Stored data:
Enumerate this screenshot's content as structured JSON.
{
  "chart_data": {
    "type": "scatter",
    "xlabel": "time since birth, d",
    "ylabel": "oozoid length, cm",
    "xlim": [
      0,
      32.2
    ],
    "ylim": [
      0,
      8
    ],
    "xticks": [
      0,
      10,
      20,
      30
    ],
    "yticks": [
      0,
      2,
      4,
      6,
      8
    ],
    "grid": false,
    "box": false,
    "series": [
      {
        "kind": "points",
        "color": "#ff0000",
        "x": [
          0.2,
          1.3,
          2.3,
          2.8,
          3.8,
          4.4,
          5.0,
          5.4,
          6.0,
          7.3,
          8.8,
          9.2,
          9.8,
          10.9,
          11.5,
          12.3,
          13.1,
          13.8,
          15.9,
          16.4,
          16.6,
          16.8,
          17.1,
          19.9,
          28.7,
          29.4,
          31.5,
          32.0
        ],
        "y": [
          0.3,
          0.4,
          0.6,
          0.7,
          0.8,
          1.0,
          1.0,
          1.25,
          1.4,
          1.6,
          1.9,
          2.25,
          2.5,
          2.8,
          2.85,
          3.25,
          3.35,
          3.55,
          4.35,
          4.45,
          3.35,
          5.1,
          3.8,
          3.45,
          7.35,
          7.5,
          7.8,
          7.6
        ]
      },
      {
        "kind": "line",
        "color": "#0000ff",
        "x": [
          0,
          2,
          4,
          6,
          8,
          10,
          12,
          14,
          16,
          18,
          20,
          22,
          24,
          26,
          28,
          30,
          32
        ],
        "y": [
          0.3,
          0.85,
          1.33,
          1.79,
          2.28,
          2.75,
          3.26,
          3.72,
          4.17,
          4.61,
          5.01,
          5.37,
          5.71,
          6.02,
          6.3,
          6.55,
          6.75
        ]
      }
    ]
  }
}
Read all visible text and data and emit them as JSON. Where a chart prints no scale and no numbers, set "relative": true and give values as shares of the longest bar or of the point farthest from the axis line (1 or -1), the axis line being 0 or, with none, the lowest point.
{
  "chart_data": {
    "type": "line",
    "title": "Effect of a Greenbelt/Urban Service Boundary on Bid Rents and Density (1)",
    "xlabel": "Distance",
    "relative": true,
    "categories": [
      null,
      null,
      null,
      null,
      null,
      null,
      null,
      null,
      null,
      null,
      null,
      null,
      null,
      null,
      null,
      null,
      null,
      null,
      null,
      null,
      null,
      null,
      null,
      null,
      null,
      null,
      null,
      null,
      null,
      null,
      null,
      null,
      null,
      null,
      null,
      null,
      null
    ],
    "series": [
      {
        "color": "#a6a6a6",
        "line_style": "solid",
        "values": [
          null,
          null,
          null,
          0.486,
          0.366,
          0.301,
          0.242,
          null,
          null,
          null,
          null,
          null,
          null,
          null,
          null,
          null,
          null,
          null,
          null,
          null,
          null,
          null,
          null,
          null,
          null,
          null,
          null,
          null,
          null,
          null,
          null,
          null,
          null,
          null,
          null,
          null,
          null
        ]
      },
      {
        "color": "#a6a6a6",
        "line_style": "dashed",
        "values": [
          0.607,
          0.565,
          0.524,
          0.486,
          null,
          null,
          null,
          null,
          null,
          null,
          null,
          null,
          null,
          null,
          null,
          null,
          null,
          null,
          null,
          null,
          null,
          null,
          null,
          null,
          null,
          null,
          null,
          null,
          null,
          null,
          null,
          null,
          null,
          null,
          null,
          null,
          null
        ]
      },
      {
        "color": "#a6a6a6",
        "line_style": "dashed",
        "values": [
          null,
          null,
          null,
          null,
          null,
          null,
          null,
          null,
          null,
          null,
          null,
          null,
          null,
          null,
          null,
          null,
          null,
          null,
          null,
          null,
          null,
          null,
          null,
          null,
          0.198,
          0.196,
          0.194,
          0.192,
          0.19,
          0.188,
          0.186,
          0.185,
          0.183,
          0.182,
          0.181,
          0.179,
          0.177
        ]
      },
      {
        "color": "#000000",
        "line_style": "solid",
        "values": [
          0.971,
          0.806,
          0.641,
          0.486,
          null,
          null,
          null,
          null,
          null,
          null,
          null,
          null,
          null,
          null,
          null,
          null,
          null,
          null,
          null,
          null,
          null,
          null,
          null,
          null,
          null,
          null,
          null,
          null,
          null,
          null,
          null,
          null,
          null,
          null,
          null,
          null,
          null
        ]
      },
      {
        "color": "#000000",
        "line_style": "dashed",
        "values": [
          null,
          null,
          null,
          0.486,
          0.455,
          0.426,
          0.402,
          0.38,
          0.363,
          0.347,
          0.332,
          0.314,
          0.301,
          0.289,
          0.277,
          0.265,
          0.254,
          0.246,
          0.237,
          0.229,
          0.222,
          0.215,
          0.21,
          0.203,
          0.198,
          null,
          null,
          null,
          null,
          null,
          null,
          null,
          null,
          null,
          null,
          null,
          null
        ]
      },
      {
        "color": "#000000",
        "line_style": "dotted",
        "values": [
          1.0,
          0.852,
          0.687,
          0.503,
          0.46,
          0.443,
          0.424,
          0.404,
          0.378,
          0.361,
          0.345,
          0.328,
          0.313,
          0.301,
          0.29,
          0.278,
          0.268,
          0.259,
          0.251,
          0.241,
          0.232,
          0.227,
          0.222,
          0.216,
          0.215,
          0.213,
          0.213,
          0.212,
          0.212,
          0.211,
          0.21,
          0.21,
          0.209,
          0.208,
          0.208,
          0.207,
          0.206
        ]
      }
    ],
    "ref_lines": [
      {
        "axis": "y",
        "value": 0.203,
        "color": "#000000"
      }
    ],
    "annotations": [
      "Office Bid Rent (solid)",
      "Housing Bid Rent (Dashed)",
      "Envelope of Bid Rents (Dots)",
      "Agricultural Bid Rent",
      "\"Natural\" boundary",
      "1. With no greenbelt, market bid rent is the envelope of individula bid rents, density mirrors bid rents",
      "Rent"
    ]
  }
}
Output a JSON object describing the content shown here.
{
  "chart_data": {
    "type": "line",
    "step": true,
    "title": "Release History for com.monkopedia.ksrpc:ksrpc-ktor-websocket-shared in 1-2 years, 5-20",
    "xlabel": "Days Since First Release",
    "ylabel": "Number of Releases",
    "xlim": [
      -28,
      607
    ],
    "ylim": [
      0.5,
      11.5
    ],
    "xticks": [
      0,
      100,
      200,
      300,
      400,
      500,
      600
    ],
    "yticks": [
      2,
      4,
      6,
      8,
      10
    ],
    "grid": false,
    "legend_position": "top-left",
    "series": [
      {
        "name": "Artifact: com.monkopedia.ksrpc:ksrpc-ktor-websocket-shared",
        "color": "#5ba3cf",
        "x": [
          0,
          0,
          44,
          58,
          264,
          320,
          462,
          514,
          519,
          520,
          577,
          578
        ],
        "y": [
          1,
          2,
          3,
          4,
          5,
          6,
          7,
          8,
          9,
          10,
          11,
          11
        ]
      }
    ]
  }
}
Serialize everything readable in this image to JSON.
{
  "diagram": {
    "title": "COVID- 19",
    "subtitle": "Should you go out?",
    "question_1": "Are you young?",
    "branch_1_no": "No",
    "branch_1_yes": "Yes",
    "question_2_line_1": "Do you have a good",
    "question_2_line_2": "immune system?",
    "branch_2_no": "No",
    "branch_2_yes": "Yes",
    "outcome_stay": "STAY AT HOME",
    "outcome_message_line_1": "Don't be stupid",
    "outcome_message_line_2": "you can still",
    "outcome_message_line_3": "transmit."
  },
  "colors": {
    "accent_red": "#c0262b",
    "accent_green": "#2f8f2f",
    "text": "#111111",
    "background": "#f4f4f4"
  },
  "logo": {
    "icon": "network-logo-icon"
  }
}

* **Brief**
Output the full listing exactly as it stands.

* **Answer to the task**
Enumerate this screenshot's content as structured JSON.
{
  "chart_data": {
    "type": "scatter",
    "xlabel": "time since birth, d",
    "ylabel": "oozoid length, cm",
    "xlim": [
      0,
      32.2
    ],
    "ylim": [
      0,
      8
    ],
    "xticks": [
      0,
      10,
      20,
      30
    ],
    "yticks": [
      0,
      2,
      4,
      6,
      8
    ],
    "grid": false,
    "box": false,
    "series": [
      {
        "kind": "points",
        "color": "#ff0000",
        "x": [
          0.2,
          1.3,
          2.3,
          2.8,
          3.8,
          4.4,
          5.0,
          5.4,
          6.0,
          7.3,
          8.8,
          9.2,
          9.8,
          10.9,
          11.5,
          12.3,
          13.1,
          13.8,
          15.9,
          16.4,
          16.6,
          16.8,
          17.1,
          19.9,
          28.7,
          29.4,
          31.5,
          32.0
        ],
        "y": [
          0.3,
          0.4,
          0.6,
          0.7,
          0.8,
          1.0,
          1.0,
          1.25,
          1.4,
          1.6,
          1.9,
          2.25,
          2.5,
          2.8,
          2.85,
          3.25,
          3.35,
          3.55,
          4.35,
          4.45,
          3.35,
          5.1,
          3.8,
          3.45,
          7.35,
          7.5,
          7.8,
          7.6
        ]
      },
      {
        "kind": "line",
        "color": "#0000ff",
        "x": [
          0,
          2,
          4,
          6,
          8,
          10,
          12,
          14,
          16,
          18,
          20,
          22,
          24,
          26,
          28,
          30,
          32
        ],
        "y": [
          0.3,
          0.85,
          1.33,
          1.79,
          2.28,
          2.75,
          3.26,
          3.72,
          4.17,
          4.61,
          5.01,
          5.37,
          5.71,
          6.02,
          6.3,
          6.55,
          6.75
        ]
      }
    ]
  }
}
Read all visible text and data and emit them as JSON. Where a chart prints no scale and no numbers, set "relative": true and give values as shares of the longest bar or of the point farthest from the axis line (1 or -1), the axis line being 0 or, with none, the lowest point.
{
  "chart_data": {
    "type": "line",
    "title": "Effect of a Greenbelt/Urban Service Boundary on Bid Rents and Density (1)",
    "xlabel": "Distance",
    "relative": true,
    "categories": [
      null,
      null,
      null,
      null,
      null,
      null,
      null,
      null,
      null,
      null,
      null,
      null,
      null,
      null,
      null,
      null,
      null,
      null,
      null,
      null,
      null,
      null,
      null,
      null,
      null,
      null,
      null,
      null,
      null,
      null,
      null,
      null,
      null,
      null,
      null,
      null,
      null
    ],
    "series": [
      {
        "color": "#a6a6a6",
        "line_style": "solid",
        "values": [
          null,
          null,
          null,
          0.486,
          0.366,
          0.301,
          0.242,
          null,
          null,
          null,
          null,
          null,
          null,
          null,
          null,
          null,
          null,
          null,
          null,
          null,
          null,
          null,
          null,
          null,
          null,
          null,
          null,
          null,
          null,
          null,
          null,
          null,
          null,
          null,
          null,
          null,
          null
        ]
      },
      {
        "color": "#a6a6a6",
        "line_style": "dashed",
        "values": [
          0.607,
          0.565,
          0.524,
          0.486,
          null,
          null,
          null,
          null,
          null,
          null,
          null,
          null,
          null,
          null,
          null,
          null,
          null,
          null,
          null,
          null,
          null,
          null,
          null,
          null,
          null,
          null,
          null,
          null,
          null,
          null,
          null,
          null,
          null,
          null,
          null,
          null,
          null
        ]
      },
      {
        "color": "#a6a6a6",
        "line_style": "dashed",
        "values": [
          null,
          null,
          null,
          null,
          null,
          null,
          null,
          null,
          null,
          null,
          null,
          null,
          null,
          null,
          null,
          null,
          null,
          null,
          null,
          null,
          null,
          null,
          null,
          null,
          0.198,
          0.196,
          0.194,
          0.192,
          0.19,
          0.188,
          0.186,
          0.185,
          0.183,
          0.182,
          0.181,
          0.179,
          0.177
        ]
      },
      {
        "color": "#000000",
        "line_style": "solid",
        "values": [
          0.971,
          0.806,
          0.641,
          0.486,
          null,
          null,
          null,
          null,
          null,
          null,
          null,
          null,
          null,
          null,
          null,
          null,
          null,
          null,
          null,
          null,
          null,
          null,
          null,
          null,
          null,
          null,
          null,
          null,
          null,
          null,
          null,
          null,
          null,
          null,
          null,
          null,
          null
        ]
      },
      {
        "color": "#000000",
        "line_style": "dashed",
        "values": [
          null,
          null,
          null,
          0.486,
          0.455,
          0.426,
          0.402,
          0.38,
          0.363,
          0.347,
          0.332,
          0.314,
          0.301,
          0.289,
          0.277,
          0.265,
          0.254,
          0.246,
          0.237,
          0.229,
          0.222,
          0.215,
          0.21,
          0.203,
          0.198,
          null,
          null,
          null,
          null,
          null,
          null,
          null,
          null,
          null,
          null,
          null,
          null
        ]
      },
      {
        "color": "#000000",
        "line_style": "dotted",
        "values": [
          1.0,
          0.852,
          0.687,
          0.503,
          0.46,
          0.443,
          0.424,
          0.404,
          0.378,
          0.361,
          0.345,
          0.328,
          0.313,
          0.301,
          0.29,
          0.278,
          0.268,
          0.259,
          0.251,
          0.241,
          0.232,
          0.227,
          0.222,
          0.216,
          0.215,
          0.213,
          0.213,
          0.212,
          0.212,
          0.211,
          0.21,
          0.21,
          0.209,
          0.208,
          0.208,
          0.207,
          0.206
        ]
      }
    ],
    "ref_lines": [
      {
        "axis": "y",
        "value": 0.203,
        "color": "#000000"
      }
    ],
    "annotations": [
      "Office Bid Rent (solid)",
      "Housing Bid Rent (Dashed)",
      "Envelope of Bid Rents (Dots)",
      "Agricultural Bid Rent",
      "\"Natural\" boundary",
      "1. With no greenbelt, market bid rent is the envelope of individula bid rents, density mirrors bid rents",
      "Rent"
    ]
  }
}
Output a JSON object describing the content shown here.
{
  "chart_data": {
    "type": "line",
    "step": true,
    "title": "Release History for com.monkopedia.ksrpc:ksrpc-ktor-websocket-shared in 1-2 years, 5-20",
    "xlabel": "Days Since First Release",
    "ylabel": "Number of Releases",
    "xlim": [
      -28,
      607
    ],
    "ylim": [
      0.5,
      11.5
    ],
    "xticks": [
      0,
      100,
      200,
      300,
      400,
      500,
      600
    ],
    "yticks": [
      2,
      4,
      6,
      8,
      10
    ],
    "grid": false,
    "legend_position": "top-left",
    "series": [
      {
        "name": "Artifact: com.monkopedia.ksrpc:ksrpc-ktor-websocket-shared",
        "color": "#5ba3cf",
        "x": [
          0,
          0,
          44,
          58,
          264,
          320,
          462,
          514,
          519,
          520,
          577,
          578
        ],
        "y": [
          1,
          2,
          3,
          4,
          5,
          6,
          7,
          8,
          9,
          10,
          11,
          11
        ]
      }
    ]
  }
}
Serialize everything readable in this image to JSON.
{
  "diagram": {
    "title": "COVID- 19",
    "subtitle": "Should you go out?",
    "question_1": "Are you young?",
    "branch_1_no": "No",
    "branch_1_yes": "Yes",
    "question_2_line_1": "Do you have a good",
    "question_2_line_2": "immune system?",
    "branch_2_no": "No",
    "branch_2_yes": "Yes",
    "outcome_stay": "STAY AT HOME",
    "outcome_message_line_1": "Don't be stupid",
    "outcome_message_line_2": "you can still",
    "outcome_message_line_3": "transmit."
  },
  "colors": {
    "accent_red": "#c0262b",
    "accent_green": "#2f8f2f",
    "text": "#111111",
    "background": "#f4f4f4"
  },
  "logo": {
    "icon": "network-logo-icon"
  }
}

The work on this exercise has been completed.